Locate the string "Average" throughout the material and copy every line in which it occurs.

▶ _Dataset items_
—————
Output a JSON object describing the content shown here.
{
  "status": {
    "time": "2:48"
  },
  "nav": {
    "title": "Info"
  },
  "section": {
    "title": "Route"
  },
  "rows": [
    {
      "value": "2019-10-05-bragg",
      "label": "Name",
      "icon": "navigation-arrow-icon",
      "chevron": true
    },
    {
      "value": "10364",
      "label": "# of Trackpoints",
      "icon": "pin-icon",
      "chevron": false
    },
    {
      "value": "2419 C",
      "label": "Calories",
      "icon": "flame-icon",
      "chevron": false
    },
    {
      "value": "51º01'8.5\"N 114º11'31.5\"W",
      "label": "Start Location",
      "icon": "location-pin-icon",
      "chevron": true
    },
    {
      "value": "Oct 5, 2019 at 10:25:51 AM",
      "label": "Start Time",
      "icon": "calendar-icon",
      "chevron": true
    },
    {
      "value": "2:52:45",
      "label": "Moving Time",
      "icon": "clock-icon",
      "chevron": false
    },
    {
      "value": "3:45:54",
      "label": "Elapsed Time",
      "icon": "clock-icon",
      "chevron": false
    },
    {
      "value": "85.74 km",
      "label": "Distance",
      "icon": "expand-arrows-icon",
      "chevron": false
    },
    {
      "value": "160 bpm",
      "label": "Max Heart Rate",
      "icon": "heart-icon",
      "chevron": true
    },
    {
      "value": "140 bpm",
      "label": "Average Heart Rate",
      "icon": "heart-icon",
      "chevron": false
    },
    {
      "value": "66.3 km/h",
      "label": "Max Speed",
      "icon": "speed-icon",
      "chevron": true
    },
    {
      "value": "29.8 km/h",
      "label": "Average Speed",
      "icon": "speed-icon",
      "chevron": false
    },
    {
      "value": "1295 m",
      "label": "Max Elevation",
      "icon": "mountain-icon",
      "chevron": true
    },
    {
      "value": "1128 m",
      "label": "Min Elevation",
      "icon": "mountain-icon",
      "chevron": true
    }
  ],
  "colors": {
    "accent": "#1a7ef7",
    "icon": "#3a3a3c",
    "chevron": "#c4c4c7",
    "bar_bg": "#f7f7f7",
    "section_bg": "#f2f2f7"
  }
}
—————
▶ _In response_
      "label": "Average Heart Rate",
      "label": "Average Speed",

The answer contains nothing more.